◆ **The problem**: Find each line holding "subscript" and copy it out.

Figure collection entries
>>>>>

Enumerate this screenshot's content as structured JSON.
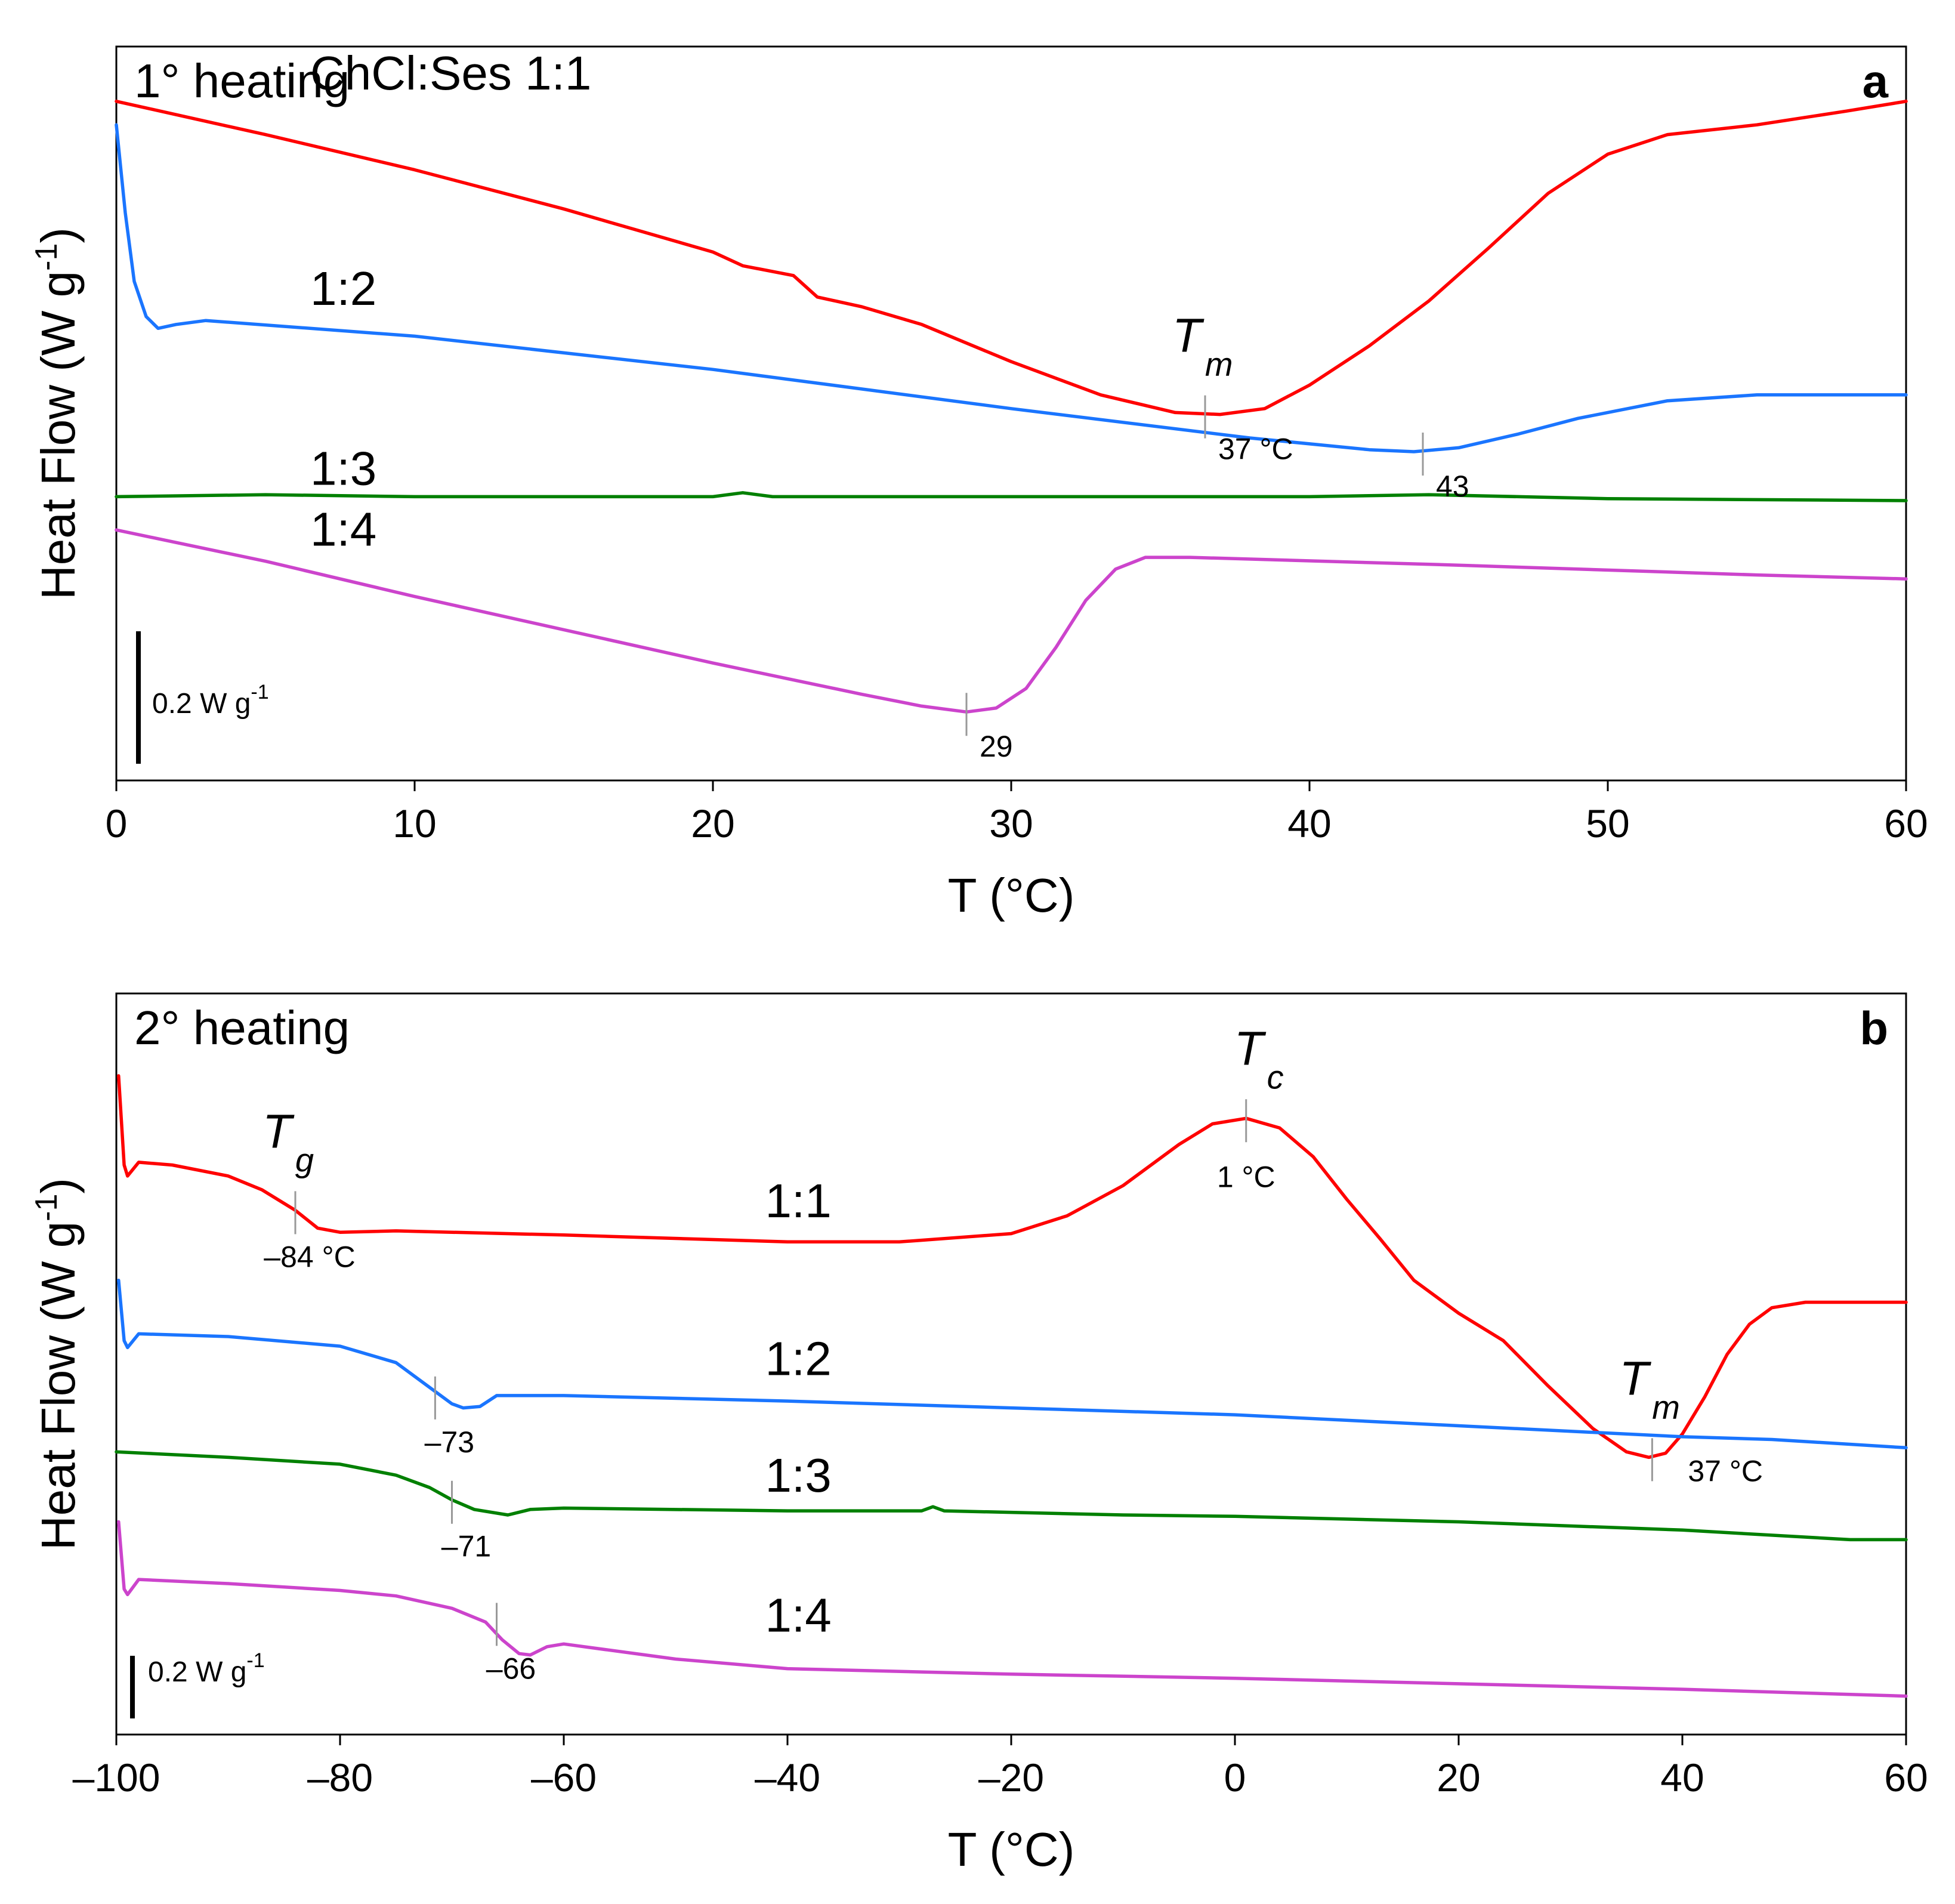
{
  "chart_data": [
    {
      "panel_letter": "a",
      "title": "1° heating",
      "type": "line",
      "xlabel": "T (°C)",
      "ylabel": "Heat Flow (W g",
      "ylabel_superscript": "-1",
      "ylabel_close": ")",
      "xlim": [
        0,
        60
      ],
      "xticks": [
        "0",
        "10",
        "20",
        "30",
        "40",
        "50",
        "60"
      ],
      "scale_bar": {
        "label": "0.2 W g",
        "superscript": "-1"
      },
      "series": [
        {
          "name": "ChCl:Ses 1:1",
          "color": "#ff0000",
          "points": [
            [
              0,
              3.17
            ],
            [
              5,
              3.0
            ],
            [
              10,
              2.82
            ],
            [
              15,
              2.62
            ],
            [
              20,
              2.4
            ],
            [
              21,
              2.33
            ],
            [
              22.7,
              2.28
            ],
            [
              23.5,
              2.17
            ],
            [
              25,
              2.12
            ],
            [
              27,
              2.03
            ],
            [
              30,
              1.84
            ],
            [
              33,
              1.67
            ],
            [
              35.5,
              1.58
            ],
            [
              37,
              1.57
            ],
            [
              38.5,
              1.6
            ],
            [
              40,
              1.72
            ],
            [
              42,
              1.92
            ],
            [
              44,
              2.15
            ],
            [
              46,
              2.42
            ],
            [
              48,
              2.7
            ],
            [
              50,
              2.9
            ],
            [
              52,
              3.0
            ],
            [
              55,
              3.05
            ],
            [
              58,
              3.12
            ],
            [
              60,
              3.17
            ]
          ]
        },
        {
          "name": "1:2",
          "color": "#1a75ff",
          "points": [
            [
              0,
              3.05
            ],
            [
              0.3,
              2.6
            ],
            [
              0.6,
              2.25
            ],
            [
              1.0,
              2.07
            ],
            [
              1.4,
              2.01
            ],
            [
              2,
              2.03
            ],
            [
              3,
              2.05
            ],
            [
              10,
              1.97
            ],
            [
              20,
              1.8
            ],
            [
              30,
              1.6
            ],
            [
              38,
              1.45
            ],
            [
              42,
              1.39
            ],
            [
              43.5,
              1.38
            ],
            [
              45,
              1.4
            ],
            [
              47,
              1.47
            ],
            [
              49,
              1.55
            ],
            [
              52,
              1.64
            ],
            [
              55,
              1.67
            ],
            [
              60,
              1.67
            ]
          ]
        },
        {
          "name": "1:3",
          "color": "#008000",
          "points": [
            [
              0,
              1.15
            ],
            [
              5,
              1.16
            ],
            [
              10,
              1.15
            ],
            [
              20,
              1.15
            ],
            [
              21,
              1.17
            ],
            [
              22,
              1.15
            ],
            [
              30,
              1.15
            ],
            [
              40,
              1.15
            ],
            [
              44,
              1.16
            ],
            [
              50,
              1.14
            ],
            [
              60,
              1.13
            ]
          ]
        },
        {
          "name": "1:4",
          "color": "#cc44cc",
          "points": [
            [
              0,
              0.98
            ],
            [
              5,
              0.82
            ],
            [
              10,
              0.64
            ],
            [
              15,
              0.47
            ],
            [
              20,
              0.3
            ],
            [
              25,
              0.14
            ],
            [
              27,
              0.08
            ],
            [
              28.5,
              0.05
            ],
            [
              29.5,
              0.07
            ],
            [
              30.5,
              0.17
            ],
            [
              31.5,
              0.38
            ],
            [
              32.5,
              0.62
            ],
            [
              33.5,
              0.78
            ],
            [
              34.5,
              0.84
            ],
            [
              36,
              0.84
            ],
            [
              45,
              0.8
            ],
            [
              55,
              0.75
            ],
            [
              60,
              0.73
            ]
          ]
        }
      ],
      "series_labels": [
        {
          "text": "ChCl:Ses 1:1",
          "x": 6.5,
          "y": 3.23
        },
        {
          "text": "1:2",
          "x": 6.5,
          "y": 2.13
        },
        {
          "text": "1:3",
          "x": 6.5,
          "y": 1.21
        },
        {
          "text": "1:4",
          "x": 6.5,
          "y": 0.9
        }
      ],
      "annotations": [
        {
          "kind": "Tm",
          "symbol": "T",
          "subscript": "m",
          "label": "37 °C",
          "x": 36.5,
          "y": 1.57
        },
        {
          "kind": "Tm",
          "label": "43",
          "x": 43.8,
          "y": 1.38
        },
        {
          "kind": "Tm",
          "label": "29",
          "x": 28.5,
          "y": 0.05
        }
      ]
    },
    {
      "panel_letter": "b",
      "title": "2° heating",
      "type": "line",
      "xlabel": "T (°C)",
      "ylabel": "Heat Flow (W g",
      "ylabel_superscript": "-1",
      "ylabel_close": ")",
      "xlim": [
        -100,
        60
      ],
      "xticks": [
        "–100",
        "–80",
        "–60",
        "–40",
        "–20",
        "0",
        "20",
        "40",
        "60"
      ],
      "scale_bar": {
        "label": "0.2 W g",
        "superscript": "-1"
      },
      "series": [
        {
          "name": "1:1",
          "color": "#ff0000",
          "points": [
            [
              -99.8,
              4.05
            ],
            [
              -99.3,
              3.4
            ],
            [
              -99,
              3.32
            ],
            [
              -98,
              3.42
            ],
            [
              -95,
              3.4
            ],
            [
              -90,
              3.32
            ],
            [
              -87,
              3.22
            ],
            [
              -84,
              3.07
            ],
            [
              -82,
              2.94
            ],
            [
              -80,
              2.91
            ],
            [
              -75,
              2.92
            ],
            [
              -60,
              2.89
            ],
            [
              -40,
              2.84
            ],
            [
              -30,
              2.84
            ],
            [
              -20,
              2.9
            ],
            [
              -15,
              3.03
            ],
            [
              -10,
              3.25
            ],
            [
              -5,
              3.55
            ],
            [
              -2,
              3.7
            ],
            [
              1,
              3.74
            ],
            [
              4,
              3.67
            ],
            [
              7,
              3.46
            ],
            [
              10,
              3.15
            ],
            [
              13,
              2.86
            ],
            [
              16,
              2.56
            ],
            [
              20,
              2.32
            ],
            [
              24,
              2.12
            ],
            [
              28,
              1.79
            ],
            [
              32,
              1.48
            ],
            [
              35,
              1.31
            ],
            [
              37,
              1.27
            ],
            [
              38.5,
              1.3
            ],
            [
              40,
              1.44
            ],
            [
              42,
              1.71
            ],
            [
              44,
              2.02
            ],
            [
              46,
              2.24
            ],
            [
              48,
              2.36
            ],
            [
              51,
              2.4
            ],
            [
              60,
              2.4
            ]
          ]
        },
        {
          "name": "1:2",
          "color": "#1a75ff",
          "points": [
            [
              -99.8,
              2.56
            ],
            [
              -99.3,
              2.12
            ],
            [
              -99,
              2.07
            ],
            [
              -98,
              2.17
            ],
            [
              -90,
              2.15
            ],
            [
              -80,
              2.08
            ],
            [
              -75,
              1.96
            ],
            [
              -72,
              1.78
            ],
            [
              -70,
              1.66
            ],
            [
              -69,
              1.63
            ],
            [
              -67.5,
              1.64
            ],
            [
              -66,
              1.72
            ],
            [
              -60,
              1.72
            ],
            [
              -40,
              1.68
            ],
            [
              -20,
              1.63
            ],
            [
              0,
              1.58
            ],
            [
              20,
              1.5
            ],
            [
              40,
              1.42
            ],
            [
              48,
              1.4
            ],
            [
              60,
              1.34
            ]
          ]
        },
        {
          "name": "1:3",
          "color": "#008000",
          "points": [
            [
              -100,
              1.31
            ],
            [
              -90,
              1.27
            ],
            [
              -80,
              1.22
            ],
            [
              -75,
              1.14
            ],
            [
              -72,
              1.05
            ],
            [
              -70,
              0.96
            ],
            [
              -68,
              0.89
            ],
            [
              -65,
              0.85
            ],
            [
              -63,
              0.89
            ],
            [
              -60,
              0.9
            ],
            [
              -40,
              0.88
            ],
            [
              -28,
              0.88
            ],
            [
              -27,
              0.91
            ],
            [
              -26,
              0.88
            ],
            [
              -10,
              0.85
            ],
            [
              0,
              0.84
            ],
            [
              20,
              0.8
            ],
            [
              40,
              0.74
            ],
            [
              55,
              0.67
            ],
            [
              60,
              0.67
            ]
          ]
        },
        {
          "name": "1:4",
          "color": "#cc44cc",
          "points": [
            [
              -99.8,
              0.8
            ],
            [
              -99.3,
              0.31
            ],
            [
              -99,
              0.27
            ],
            [
              -98,
              0.38
            ],
            [
              -90,
              0.35
            ],
            [
              -80,
              0.3
            ],
            [
              -75,
              0.26
            ],
            [
              -70,
              0.17
            ],
            [
              -67,
              0.07
            ],
            [
              -65.5,
              -0.06
            ],
            [
              -64,
              -0.16
            ],
            [
              -63,
              -0.17
            ],
            [
              -61.5,
              -0.11
            ],
            [
              -60,
              -0.09
            ],
            [
              -50,
              -0.2
            ],
            [
              -40,
              -0.27
            ],
            [
              -20,
              -0.31
            ],
            [
              0,
              -0.34
            ],
            [
              20,
              -0.38
            ],
            [
              40,
              -0.42
            ],
            [
              60,
              -0.47
            ]
          ]
        }
      ],
      "series_labels": [
        {
          "text": "1:1",
          "x": -42,
          "y": 3.02
        },
        {
          "text": "1:2",
          "x": -42,
          "y": 1.87
        },
        {
          "text": "1:3",
          "x": -42,
          "y": 1.02
        },
        {
          "text": "1:4",
          "x": -42,
          "y": 0.0
        }
      ],
      "annotations": [
        {
          "kind": "Tg",
          "symbol": "T",
          "subscript": "g",
          "label": "–84 °C",
          "x": -84,
          "y": 3.07
        },
        {
          "kind": "Tc",
          "symbol": "T",
          "subscript": "c",
          "label": "1 °C",
          "x": 1,
          "y": 3.74
        },
        {
          "kind": "Tm",
          "symbol": "T",
          "subscript": "m",
          "label": "37 °C",
          "x": 37.3,
          "y": 1.27
        },
        {
          "kind": "Tg",
          "label": "–73",
          "x": -71.5,
          "y": 1.72
        },
        {
          "kind": "Tg",
          "label": "–71",
          "x": -70,
          "y": 0.96
        },
        {
          "kind": "Tg",
          "label": "–66",
          "x": -66,
          "y": 0.07
        }
      ]
    }
  ]
}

<<<<<

◆ **Output of the task**:
          "subscript": "m",
          "subscript": "g",
          "subscript": "c",
          "subscript": "m",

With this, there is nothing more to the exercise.